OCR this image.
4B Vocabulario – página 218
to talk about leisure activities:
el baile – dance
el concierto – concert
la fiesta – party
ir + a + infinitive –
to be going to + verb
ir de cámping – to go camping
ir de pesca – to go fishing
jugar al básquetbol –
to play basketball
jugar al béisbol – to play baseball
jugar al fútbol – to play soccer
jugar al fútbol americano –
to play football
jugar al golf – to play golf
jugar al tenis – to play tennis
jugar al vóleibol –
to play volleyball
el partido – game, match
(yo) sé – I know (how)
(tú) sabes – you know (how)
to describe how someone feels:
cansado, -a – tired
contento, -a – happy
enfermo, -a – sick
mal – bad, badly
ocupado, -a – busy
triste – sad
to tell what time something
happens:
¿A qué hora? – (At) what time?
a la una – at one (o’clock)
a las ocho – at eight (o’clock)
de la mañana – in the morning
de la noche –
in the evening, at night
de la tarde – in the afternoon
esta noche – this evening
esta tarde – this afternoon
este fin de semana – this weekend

::::::::::

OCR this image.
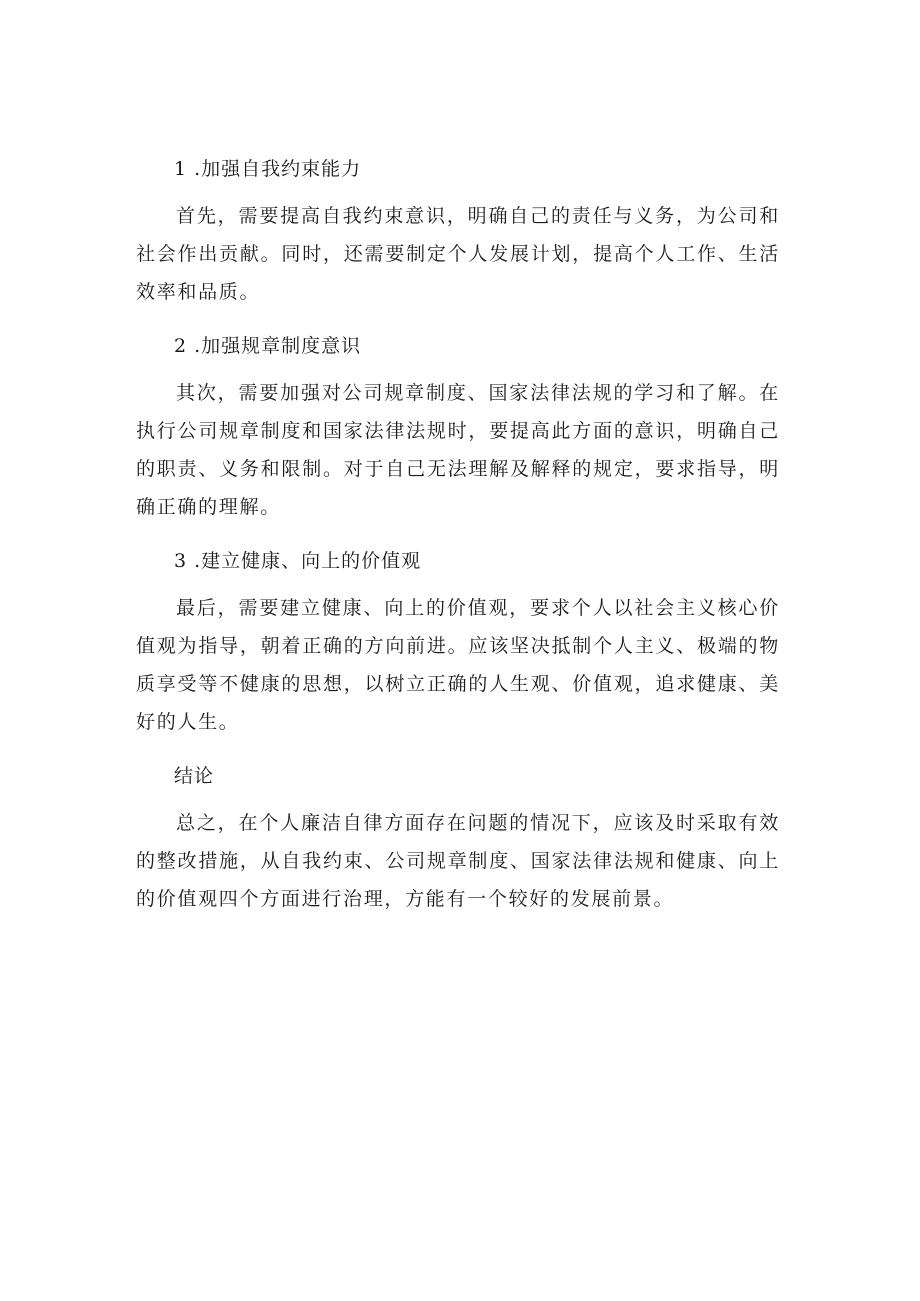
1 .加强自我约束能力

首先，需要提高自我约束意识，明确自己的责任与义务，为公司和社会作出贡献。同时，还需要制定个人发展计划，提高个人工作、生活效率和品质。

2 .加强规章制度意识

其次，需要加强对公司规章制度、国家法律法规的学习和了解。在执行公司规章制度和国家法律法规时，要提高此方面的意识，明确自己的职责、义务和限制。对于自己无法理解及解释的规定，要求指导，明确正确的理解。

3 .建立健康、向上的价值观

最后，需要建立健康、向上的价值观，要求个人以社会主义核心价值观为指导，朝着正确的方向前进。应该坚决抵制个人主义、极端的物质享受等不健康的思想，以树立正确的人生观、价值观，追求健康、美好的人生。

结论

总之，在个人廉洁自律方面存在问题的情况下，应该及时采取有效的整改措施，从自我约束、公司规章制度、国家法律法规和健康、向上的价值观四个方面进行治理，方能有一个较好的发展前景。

::::::::::

▶ Problem details: Using the material above, gather every line that includes "time".

▶ Result for this task:
to tell what time something
¿A qué hora? – (At) what time?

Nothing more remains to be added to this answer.